Aim:
What number of lines hold the word "желудка"? State that number and nothing besides.
** Start of Information shown **
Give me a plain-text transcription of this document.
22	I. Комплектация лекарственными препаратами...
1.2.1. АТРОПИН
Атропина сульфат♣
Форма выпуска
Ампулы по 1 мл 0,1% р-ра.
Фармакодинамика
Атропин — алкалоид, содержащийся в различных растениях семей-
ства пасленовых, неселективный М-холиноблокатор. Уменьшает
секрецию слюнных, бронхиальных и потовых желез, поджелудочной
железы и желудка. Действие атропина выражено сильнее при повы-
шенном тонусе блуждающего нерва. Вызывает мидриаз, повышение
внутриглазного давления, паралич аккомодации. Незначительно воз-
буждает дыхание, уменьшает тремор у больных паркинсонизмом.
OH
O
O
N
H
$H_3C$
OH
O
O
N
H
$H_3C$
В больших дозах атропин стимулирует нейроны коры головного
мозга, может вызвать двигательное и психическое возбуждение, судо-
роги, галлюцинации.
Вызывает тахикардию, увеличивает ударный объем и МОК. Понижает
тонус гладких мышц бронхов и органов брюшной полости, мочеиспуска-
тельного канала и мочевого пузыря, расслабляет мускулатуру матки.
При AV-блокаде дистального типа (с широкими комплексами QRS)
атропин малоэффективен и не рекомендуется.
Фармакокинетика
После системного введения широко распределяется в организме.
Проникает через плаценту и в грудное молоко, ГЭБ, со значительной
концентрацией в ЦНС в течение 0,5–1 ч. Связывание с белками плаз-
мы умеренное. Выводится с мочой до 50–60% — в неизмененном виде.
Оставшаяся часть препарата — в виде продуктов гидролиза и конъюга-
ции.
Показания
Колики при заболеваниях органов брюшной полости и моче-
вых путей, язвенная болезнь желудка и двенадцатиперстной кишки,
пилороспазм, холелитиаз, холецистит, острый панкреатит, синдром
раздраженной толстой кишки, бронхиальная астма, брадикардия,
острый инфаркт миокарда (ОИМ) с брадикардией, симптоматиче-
** End of Information shown **
Exercise result:
2